◆ Task inputs
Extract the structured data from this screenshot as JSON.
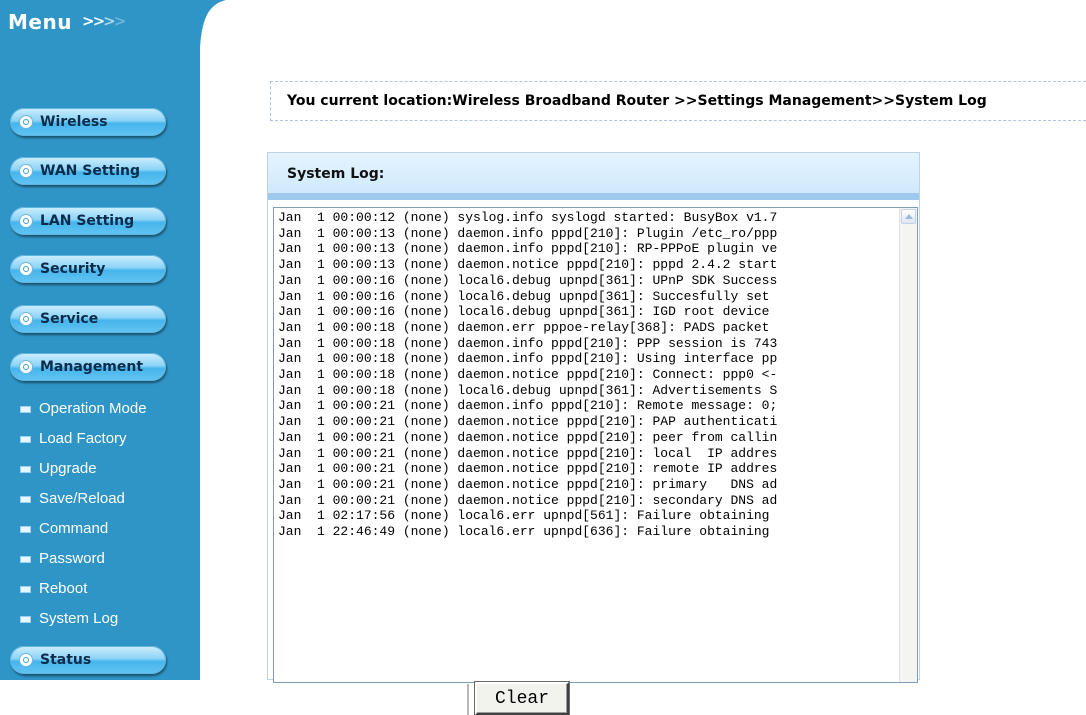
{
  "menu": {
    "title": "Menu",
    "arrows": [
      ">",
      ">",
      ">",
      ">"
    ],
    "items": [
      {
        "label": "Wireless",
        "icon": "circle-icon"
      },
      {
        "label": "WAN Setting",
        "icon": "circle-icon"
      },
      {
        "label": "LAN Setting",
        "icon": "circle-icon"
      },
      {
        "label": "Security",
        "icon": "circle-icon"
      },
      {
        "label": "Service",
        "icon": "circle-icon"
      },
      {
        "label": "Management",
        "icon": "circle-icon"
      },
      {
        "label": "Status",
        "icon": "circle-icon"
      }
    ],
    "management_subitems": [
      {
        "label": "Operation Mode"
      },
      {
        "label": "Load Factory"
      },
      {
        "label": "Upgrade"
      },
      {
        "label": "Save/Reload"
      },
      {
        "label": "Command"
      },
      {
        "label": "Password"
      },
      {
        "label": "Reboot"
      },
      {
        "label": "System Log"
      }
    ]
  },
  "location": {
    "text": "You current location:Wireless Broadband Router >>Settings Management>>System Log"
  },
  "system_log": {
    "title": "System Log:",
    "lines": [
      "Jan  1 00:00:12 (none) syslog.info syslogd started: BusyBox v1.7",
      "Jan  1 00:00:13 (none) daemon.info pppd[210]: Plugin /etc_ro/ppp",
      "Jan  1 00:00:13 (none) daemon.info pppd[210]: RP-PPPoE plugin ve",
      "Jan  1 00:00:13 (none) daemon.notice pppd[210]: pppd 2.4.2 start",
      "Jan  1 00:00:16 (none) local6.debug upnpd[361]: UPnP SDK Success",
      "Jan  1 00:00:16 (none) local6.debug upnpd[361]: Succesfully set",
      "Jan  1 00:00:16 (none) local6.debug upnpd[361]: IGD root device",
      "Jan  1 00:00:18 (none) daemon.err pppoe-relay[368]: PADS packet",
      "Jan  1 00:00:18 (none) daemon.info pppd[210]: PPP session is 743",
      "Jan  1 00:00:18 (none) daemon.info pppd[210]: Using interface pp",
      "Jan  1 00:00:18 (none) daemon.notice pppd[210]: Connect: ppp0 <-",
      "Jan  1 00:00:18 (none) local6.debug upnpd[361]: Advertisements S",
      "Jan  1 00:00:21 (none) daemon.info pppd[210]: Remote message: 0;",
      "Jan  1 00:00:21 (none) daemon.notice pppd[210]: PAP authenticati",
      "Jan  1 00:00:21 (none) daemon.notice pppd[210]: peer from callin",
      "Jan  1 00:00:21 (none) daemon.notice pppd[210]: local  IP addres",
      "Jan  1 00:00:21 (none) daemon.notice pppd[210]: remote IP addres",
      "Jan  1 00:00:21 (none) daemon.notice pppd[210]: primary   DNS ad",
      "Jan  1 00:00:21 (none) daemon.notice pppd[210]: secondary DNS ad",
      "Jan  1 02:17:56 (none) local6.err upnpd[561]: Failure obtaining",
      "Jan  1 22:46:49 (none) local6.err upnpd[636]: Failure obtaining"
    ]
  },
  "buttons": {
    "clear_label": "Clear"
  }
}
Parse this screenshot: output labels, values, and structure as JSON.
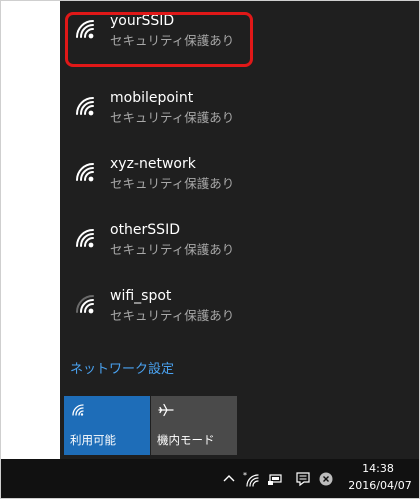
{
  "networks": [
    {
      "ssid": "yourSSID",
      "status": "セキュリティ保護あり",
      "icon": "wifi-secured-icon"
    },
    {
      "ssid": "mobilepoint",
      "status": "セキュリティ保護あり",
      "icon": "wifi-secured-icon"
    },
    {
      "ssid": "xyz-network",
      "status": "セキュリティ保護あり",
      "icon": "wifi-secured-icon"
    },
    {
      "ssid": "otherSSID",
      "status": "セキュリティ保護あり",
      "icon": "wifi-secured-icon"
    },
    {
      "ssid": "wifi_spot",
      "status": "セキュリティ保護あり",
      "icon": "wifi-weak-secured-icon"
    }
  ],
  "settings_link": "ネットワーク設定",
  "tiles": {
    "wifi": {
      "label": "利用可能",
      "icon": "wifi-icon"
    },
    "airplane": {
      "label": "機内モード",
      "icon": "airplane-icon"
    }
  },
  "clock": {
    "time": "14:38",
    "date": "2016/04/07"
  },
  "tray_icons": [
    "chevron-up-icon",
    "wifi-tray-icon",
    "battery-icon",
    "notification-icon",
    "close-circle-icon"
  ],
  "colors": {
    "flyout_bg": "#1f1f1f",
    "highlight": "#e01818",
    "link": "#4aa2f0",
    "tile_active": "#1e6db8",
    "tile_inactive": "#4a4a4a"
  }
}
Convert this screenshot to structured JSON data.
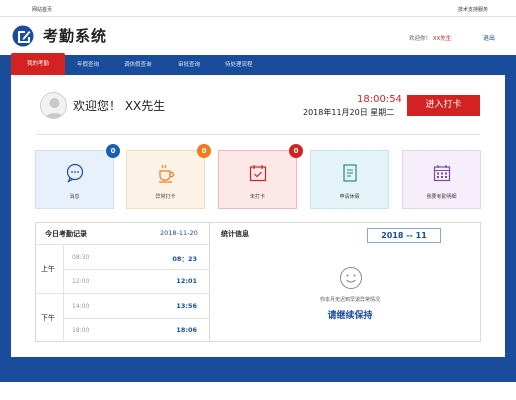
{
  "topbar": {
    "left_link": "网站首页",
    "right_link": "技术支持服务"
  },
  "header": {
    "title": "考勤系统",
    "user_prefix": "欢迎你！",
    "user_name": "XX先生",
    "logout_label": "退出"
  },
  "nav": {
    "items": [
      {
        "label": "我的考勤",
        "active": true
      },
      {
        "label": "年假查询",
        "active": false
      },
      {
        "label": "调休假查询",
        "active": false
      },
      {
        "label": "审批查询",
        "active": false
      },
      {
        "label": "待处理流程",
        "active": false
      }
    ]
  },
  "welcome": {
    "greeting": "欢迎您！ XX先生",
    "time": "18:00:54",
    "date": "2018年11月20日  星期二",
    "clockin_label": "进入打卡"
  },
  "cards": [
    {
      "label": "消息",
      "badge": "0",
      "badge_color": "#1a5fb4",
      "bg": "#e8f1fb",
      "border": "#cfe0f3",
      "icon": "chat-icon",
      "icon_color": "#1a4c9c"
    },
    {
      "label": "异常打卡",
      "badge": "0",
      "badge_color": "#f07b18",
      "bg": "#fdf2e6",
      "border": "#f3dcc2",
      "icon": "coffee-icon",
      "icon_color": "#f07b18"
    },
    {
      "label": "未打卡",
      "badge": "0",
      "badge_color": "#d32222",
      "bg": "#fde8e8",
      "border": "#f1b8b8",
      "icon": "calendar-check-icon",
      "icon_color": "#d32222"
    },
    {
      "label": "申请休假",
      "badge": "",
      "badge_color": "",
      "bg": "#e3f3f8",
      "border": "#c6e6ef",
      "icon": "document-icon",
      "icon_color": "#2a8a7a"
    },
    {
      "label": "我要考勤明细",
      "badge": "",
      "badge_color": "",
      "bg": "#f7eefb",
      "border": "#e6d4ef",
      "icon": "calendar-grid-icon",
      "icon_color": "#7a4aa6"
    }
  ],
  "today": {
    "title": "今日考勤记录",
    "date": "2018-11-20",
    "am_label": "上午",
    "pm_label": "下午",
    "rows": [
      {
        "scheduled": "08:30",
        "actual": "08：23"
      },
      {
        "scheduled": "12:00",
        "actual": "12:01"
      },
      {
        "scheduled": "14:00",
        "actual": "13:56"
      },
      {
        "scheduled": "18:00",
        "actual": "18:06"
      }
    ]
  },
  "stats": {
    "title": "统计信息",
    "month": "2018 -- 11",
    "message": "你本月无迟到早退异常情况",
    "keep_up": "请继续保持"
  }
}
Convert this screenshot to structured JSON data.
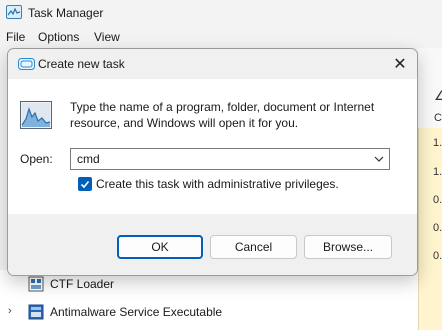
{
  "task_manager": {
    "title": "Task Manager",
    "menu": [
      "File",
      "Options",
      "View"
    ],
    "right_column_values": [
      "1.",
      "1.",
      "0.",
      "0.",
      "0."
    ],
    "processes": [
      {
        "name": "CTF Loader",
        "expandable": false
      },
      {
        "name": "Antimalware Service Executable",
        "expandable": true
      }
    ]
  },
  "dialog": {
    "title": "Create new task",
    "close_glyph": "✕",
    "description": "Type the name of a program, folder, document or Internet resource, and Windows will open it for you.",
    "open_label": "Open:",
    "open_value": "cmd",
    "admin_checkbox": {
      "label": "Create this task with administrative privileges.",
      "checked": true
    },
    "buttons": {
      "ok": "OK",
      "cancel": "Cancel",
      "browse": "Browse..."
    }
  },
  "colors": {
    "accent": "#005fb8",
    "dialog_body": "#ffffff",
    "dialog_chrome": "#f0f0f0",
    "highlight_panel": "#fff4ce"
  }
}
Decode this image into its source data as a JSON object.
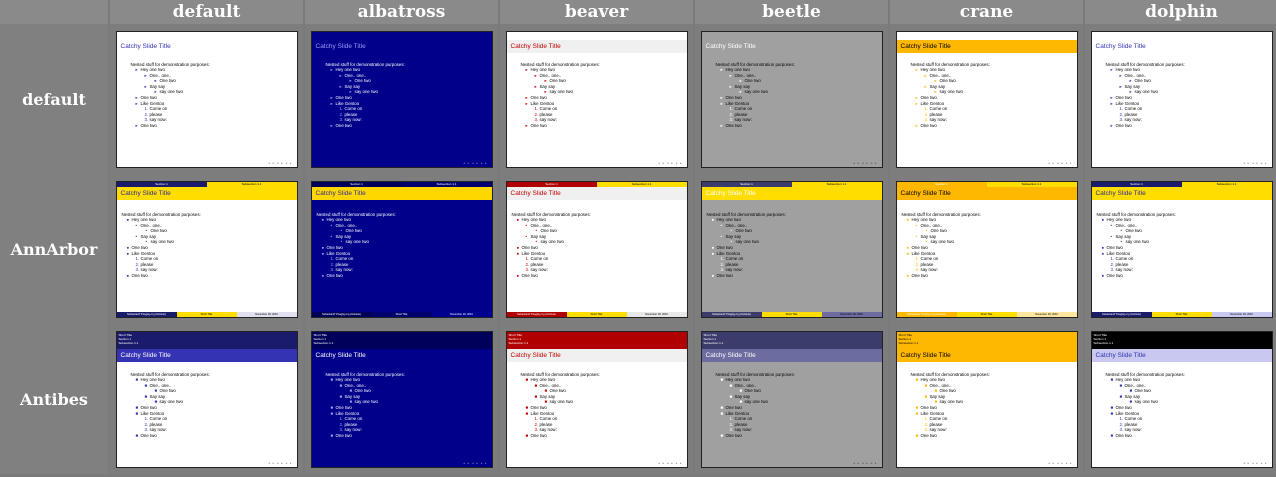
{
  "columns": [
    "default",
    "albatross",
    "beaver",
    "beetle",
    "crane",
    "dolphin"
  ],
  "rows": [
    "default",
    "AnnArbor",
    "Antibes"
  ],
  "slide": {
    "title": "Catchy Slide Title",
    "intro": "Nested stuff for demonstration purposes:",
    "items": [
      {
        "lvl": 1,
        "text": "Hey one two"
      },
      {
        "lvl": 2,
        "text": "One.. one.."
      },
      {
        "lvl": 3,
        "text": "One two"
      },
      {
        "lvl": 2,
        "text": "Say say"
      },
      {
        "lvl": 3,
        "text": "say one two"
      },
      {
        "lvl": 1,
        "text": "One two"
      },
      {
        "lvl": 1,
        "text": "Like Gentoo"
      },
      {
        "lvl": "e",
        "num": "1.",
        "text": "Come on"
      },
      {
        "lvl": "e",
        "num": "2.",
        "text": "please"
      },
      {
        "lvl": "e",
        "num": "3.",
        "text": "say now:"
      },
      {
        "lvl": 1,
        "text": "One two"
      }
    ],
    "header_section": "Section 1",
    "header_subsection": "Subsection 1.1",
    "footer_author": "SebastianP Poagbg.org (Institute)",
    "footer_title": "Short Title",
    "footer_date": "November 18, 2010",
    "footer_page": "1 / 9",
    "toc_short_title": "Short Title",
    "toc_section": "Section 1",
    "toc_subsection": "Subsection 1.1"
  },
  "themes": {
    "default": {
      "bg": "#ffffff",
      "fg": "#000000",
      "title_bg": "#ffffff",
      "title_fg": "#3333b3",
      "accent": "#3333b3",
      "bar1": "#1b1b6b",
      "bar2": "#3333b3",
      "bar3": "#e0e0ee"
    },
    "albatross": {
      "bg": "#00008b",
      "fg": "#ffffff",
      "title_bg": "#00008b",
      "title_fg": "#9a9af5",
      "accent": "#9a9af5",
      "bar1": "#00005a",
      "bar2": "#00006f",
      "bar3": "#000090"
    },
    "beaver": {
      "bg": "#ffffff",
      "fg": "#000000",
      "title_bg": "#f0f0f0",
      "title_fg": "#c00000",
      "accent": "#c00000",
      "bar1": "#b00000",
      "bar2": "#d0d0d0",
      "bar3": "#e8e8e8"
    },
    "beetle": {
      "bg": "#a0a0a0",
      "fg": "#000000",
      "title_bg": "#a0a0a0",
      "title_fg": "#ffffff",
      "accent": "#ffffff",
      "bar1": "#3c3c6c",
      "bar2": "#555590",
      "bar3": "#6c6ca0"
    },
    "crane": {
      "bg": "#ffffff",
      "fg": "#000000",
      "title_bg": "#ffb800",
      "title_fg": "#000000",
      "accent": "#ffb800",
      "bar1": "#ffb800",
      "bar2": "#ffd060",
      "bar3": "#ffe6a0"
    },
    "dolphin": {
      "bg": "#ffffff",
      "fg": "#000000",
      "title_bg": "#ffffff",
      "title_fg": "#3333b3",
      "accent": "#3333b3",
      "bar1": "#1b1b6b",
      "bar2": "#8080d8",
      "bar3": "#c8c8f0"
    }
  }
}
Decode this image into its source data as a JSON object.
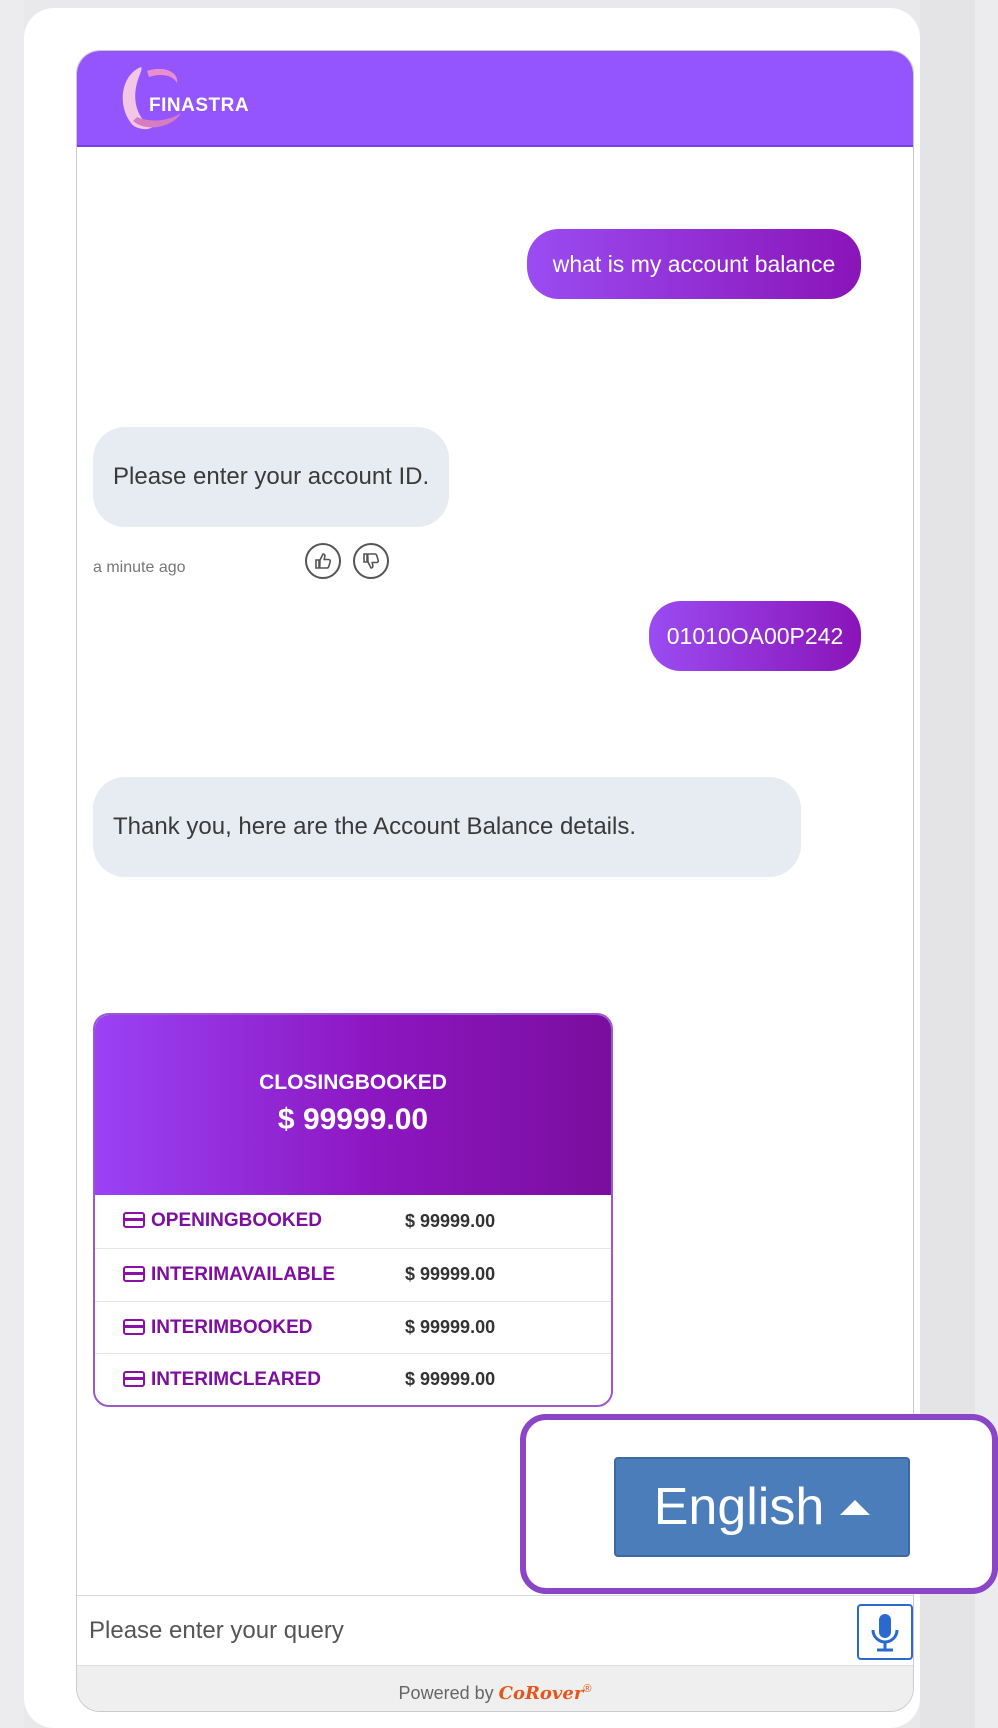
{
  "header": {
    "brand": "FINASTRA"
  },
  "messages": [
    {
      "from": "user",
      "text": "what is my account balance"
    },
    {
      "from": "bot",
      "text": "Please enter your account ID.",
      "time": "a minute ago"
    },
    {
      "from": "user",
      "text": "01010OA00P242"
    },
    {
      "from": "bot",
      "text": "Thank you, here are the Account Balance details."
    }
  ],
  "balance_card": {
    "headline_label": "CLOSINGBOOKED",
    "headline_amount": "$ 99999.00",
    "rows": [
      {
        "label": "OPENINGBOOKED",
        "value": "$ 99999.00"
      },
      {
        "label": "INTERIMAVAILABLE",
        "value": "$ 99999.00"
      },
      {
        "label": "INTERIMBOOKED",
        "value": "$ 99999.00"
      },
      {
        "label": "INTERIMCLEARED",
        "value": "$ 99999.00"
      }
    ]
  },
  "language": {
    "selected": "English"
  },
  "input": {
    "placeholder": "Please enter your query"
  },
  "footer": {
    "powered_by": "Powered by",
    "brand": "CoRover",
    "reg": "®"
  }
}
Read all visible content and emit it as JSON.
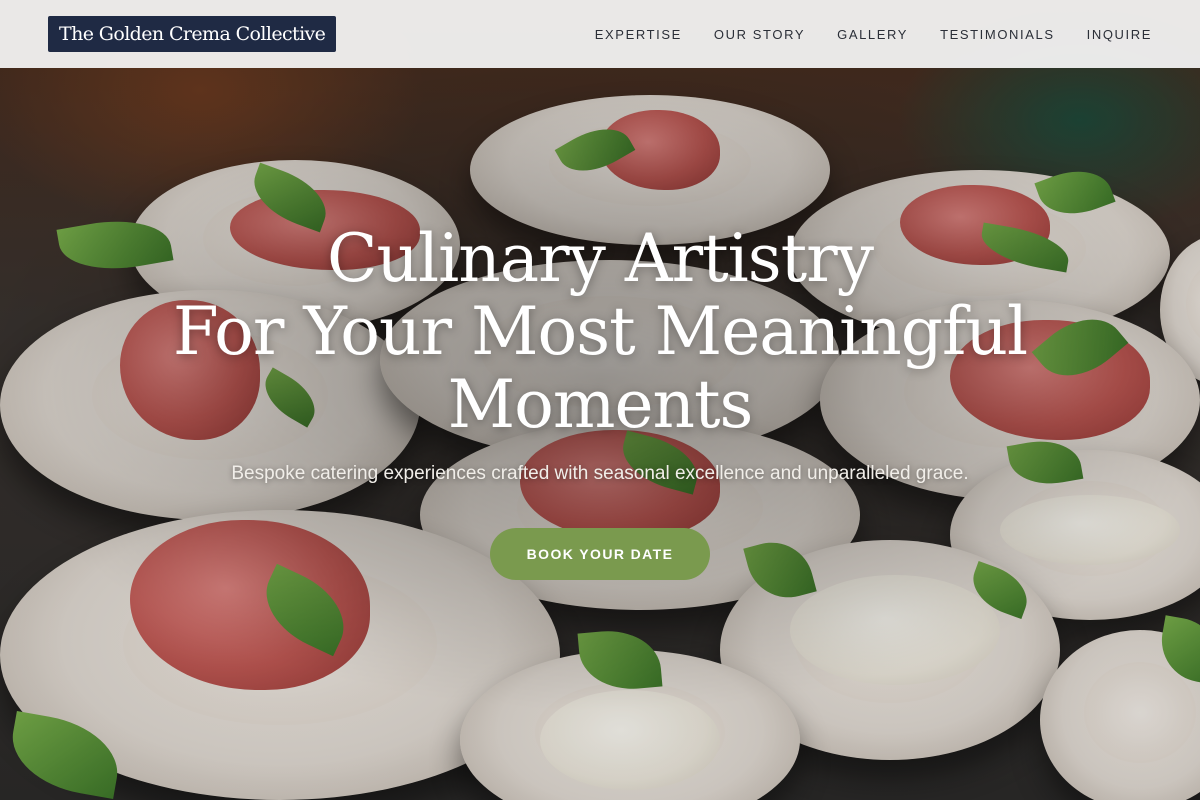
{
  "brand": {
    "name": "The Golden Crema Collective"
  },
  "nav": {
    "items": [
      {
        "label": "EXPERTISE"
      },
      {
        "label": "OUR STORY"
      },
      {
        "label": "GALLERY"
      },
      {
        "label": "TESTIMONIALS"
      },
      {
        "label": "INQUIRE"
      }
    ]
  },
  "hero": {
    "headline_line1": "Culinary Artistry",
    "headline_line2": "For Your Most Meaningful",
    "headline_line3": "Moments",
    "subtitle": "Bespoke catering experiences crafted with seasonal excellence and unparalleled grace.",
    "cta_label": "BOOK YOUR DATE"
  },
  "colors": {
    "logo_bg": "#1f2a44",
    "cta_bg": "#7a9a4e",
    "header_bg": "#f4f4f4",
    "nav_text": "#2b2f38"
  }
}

◆ Task to carry out
Pull every line containing "accent" from the data.

◆ Solution for this exercise
    "accent": "#005fb8",
      "accent": "#3333b3",
      "accent": "#9a9af5",
      "accent": "#c00000",
      "accent": "#ffffff",
      "accent": "#ffb800",
      "accent": "#3333b3",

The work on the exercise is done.